Directions for this task:
Give the number of lines holding the string "Замечания", and nothing else.

[start of Task material]

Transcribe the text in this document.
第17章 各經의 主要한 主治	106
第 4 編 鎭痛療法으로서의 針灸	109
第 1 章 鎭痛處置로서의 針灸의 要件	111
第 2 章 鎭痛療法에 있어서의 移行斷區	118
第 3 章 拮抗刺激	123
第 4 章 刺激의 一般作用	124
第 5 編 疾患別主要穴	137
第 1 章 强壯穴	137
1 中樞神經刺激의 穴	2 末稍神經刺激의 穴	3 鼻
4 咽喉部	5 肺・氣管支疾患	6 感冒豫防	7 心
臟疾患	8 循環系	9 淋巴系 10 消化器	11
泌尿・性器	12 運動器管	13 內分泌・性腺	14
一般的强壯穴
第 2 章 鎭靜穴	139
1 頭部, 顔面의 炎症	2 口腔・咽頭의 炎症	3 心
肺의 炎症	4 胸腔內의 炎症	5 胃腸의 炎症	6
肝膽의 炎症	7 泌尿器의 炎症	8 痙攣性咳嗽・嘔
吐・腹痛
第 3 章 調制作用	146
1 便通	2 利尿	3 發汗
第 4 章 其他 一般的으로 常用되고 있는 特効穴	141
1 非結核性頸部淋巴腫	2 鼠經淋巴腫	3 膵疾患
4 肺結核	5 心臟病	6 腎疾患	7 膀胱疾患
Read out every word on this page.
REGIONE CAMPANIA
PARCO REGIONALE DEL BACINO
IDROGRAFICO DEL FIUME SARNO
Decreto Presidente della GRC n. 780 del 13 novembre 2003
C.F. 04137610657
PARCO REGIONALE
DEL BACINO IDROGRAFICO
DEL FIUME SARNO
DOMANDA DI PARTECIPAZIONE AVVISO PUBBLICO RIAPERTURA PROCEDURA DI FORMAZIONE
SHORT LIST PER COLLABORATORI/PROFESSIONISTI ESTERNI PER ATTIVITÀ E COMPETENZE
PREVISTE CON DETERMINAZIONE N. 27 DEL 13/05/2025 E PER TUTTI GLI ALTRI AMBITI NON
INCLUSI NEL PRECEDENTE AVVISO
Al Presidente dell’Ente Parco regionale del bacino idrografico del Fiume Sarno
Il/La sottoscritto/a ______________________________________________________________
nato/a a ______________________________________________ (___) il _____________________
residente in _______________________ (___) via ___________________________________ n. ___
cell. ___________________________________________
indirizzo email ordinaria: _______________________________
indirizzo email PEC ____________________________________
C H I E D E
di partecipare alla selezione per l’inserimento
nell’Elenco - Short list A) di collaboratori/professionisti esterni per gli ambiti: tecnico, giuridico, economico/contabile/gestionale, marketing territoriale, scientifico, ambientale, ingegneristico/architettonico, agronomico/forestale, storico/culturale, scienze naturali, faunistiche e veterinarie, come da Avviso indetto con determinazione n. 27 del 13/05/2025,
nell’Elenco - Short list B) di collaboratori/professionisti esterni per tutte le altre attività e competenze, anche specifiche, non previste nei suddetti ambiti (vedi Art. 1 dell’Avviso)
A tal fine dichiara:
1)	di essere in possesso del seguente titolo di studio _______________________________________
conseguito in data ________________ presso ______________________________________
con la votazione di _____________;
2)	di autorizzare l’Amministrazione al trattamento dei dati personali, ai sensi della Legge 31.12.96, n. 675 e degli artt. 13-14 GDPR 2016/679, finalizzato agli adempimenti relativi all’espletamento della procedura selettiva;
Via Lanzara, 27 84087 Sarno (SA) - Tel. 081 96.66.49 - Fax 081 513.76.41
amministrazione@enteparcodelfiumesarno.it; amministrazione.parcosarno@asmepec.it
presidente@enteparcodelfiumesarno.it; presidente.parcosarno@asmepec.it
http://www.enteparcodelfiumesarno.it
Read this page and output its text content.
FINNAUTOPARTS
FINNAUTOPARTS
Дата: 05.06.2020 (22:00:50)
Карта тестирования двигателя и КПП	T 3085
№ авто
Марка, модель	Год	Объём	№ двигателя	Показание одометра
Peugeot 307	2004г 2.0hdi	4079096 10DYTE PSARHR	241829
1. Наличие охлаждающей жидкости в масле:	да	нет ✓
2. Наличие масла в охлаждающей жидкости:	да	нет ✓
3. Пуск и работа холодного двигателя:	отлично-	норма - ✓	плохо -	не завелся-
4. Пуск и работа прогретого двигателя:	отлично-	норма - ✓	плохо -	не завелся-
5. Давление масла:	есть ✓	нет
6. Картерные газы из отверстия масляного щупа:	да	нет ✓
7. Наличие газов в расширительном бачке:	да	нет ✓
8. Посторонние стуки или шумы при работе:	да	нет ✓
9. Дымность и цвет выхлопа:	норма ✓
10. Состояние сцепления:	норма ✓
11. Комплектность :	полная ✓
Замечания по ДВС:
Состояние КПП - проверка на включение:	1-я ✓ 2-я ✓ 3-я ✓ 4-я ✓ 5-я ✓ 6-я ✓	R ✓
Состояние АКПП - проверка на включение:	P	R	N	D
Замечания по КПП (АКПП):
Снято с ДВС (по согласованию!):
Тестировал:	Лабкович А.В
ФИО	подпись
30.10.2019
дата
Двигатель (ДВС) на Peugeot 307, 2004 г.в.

[end of Task material]

Task solution:
2